#### What this task involves
Transcribe verbatim the portion of the IVF blog post below that opens with the words containing "2 chances: Will" and closes with "like those odds.".

#### Text section
Wednesday, 25 July 2012

The Mathematics Of IVF Disappointment


Sometimes, when you have put your emotional all into something it still doesn’t work, your last ditch effort still doesn’t fix it. Sometimes things just aren’t meant to be, even when they should be.  

22 Eggs, 19 mature, 13 fertilized, 8 made it to day 3, 6 made it to day 5, One fresh embryo transferred only two suitable left to freeze.

 3 out of 22.

You can’t help but be disappointed; you can’t help but wonder why?

As much as you don’t think you will be emotionally attached as a donor aunty until there is something physically there to see and be attached to, as much as they tell you they can’t promise anything and you say you understand, nothing prepares you for all the what if’s, all the maybe’s and that in the end all you are left with is a bunch of statistics and numbers that steadily decrease along with your hope.

Three.

3 chances:  1 in 3 pregnancies end in miscarriage

Two.

2 chances: Will it even stick? The Fertility Specialists say 50% chance.

One.

1 chance out of 22

I have never been good at maths but I don’t like those odds.

I should be looking on the glass is half full side – 3 chances or even 1 chance is better than none. But it’s really hard to do that when they said my eggs were good, they said BILs sperm was good, so why?

Seven.

Seven more days until we find out if it has worked, find out if she is pregnant.

Tuesday, 17 July 2012

Well, that’s that then.


After two full on weeks and months of preparation, it’s all over.

[Bounding box prediction data]
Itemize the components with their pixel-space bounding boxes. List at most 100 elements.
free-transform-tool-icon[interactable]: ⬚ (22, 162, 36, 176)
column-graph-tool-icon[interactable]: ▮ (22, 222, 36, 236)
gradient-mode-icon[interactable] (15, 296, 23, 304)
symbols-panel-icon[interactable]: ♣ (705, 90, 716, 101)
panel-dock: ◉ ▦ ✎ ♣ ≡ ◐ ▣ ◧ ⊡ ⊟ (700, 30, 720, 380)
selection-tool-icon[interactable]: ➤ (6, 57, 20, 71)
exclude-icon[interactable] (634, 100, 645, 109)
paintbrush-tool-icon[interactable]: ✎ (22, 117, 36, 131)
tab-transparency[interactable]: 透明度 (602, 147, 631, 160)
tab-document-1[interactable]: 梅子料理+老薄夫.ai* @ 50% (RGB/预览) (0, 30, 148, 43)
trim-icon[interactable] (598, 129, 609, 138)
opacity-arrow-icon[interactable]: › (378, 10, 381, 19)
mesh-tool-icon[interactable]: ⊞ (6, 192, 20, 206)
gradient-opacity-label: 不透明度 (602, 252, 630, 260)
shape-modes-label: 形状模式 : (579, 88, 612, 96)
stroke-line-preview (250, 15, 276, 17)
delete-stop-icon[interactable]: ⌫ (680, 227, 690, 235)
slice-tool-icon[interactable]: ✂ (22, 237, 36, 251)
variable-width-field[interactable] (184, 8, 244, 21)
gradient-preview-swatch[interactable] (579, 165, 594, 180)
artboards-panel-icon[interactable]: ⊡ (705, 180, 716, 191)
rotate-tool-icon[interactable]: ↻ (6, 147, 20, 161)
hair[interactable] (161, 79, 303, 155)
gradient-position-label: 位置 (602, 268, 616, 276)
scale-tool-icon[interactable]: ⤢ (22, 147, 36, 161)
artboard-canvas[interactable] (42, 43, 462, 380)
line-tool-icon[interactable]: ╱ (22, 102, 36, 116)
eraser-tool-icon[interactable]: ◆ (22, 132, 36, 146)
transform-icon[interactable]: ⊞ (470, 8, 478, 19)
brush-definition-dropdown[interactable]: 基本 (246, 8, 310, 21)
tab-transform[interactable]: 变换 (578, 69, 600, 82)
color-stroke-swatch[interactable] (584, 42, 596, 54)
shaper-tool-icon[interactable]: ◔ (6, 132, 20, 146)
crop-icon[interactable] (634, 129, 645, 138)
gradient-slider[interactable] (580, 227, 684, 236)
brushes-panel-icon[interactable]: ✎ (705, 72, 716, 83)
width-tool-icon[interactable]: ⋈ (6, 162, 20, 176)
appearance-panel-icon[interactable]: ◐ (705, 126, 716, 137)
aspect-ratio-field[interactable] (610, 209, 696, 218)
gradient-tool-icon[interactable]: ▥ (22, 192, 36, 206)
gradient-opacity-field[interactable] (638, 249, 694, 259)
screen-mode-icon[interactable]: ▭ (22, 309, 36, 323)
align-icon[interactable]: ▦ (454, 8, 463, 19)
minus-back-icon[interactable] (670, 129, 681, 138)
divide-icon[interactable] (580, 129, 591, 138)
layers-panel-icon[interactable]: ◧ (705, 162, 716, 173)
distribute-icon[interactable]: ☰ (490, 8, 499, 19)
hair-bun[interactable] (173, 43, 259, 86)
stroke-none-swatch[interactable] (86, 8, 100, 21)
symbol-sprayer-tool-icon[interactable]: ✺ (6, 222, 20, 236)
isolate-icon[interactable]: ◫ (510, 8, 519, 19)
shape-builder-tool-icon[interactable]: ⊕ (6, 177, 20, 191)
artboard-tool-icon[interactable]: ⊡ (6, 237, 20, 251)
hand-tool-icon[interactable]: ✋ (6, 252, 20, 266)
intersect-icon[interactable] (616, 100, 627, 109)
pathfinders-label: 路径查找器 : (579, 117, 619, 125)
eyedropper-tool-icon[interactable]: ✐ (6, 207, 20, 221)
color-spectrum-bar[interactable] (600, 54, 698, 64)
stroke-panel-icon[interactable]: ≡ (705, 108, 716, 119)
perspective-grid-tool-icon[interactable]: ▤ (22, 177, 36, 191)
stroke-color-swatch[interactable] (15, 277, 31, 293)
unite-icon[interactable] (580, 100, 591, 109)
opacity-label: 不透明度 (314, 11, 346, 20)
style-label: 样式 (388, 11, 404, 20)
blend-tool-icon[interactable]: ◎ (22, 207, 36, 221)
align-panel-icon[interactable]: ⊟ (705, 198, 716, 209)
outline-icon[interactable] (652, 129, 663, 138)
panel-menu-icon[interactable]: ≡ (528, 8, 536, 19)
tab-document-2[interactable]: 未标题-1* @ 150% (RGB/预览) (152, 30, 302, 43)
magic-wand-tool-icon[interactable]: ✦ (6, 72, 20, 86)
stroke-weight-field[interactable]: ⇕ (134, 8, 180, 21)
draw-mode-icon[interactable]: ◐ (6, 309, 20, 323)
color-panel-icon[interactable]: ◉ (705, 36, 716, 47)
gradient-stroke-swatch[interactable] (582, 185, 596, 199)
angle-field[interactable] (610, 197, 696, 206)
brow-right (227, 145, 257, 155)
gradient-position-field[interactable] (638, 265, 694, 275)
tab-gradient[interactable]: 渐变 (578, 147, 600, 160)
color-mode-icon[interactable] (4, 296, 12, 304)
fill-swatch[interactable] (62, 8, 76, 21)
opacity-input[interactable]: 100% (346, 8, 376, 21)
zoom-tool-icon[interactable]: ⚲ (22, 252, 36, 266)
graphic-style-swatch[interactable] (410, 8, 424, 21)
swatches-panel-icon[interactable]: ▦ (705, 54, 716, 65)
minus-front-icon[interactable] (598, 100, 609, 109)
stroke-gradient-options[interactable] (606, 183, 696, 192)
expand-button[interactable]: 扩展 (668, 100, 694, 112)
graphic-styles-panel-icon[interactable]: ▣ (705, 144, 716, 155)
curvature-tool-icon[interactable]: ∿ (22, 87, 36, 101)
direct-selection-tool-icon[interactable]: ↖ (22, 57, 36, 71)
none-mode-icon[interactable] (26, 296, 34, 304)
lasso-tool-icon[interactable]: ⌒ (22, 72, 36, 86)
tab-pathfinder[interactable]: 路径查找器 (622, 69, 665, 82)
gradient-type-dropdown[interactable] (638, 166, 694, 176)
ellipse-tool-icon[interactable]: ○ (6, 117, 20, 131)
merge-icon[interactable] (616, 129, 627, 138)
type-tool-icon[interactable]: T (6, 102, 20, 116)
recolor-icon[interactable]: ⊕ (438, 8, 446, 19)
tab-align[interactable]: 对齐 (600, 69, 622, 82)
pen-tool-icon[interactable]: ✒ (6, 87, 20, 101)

#### Finished task
2 chances: Will it even stick? The Fertility Specialists say 50% chance.

One.

1 chance out of 22

I have never been good at maths but I don’t like those odds.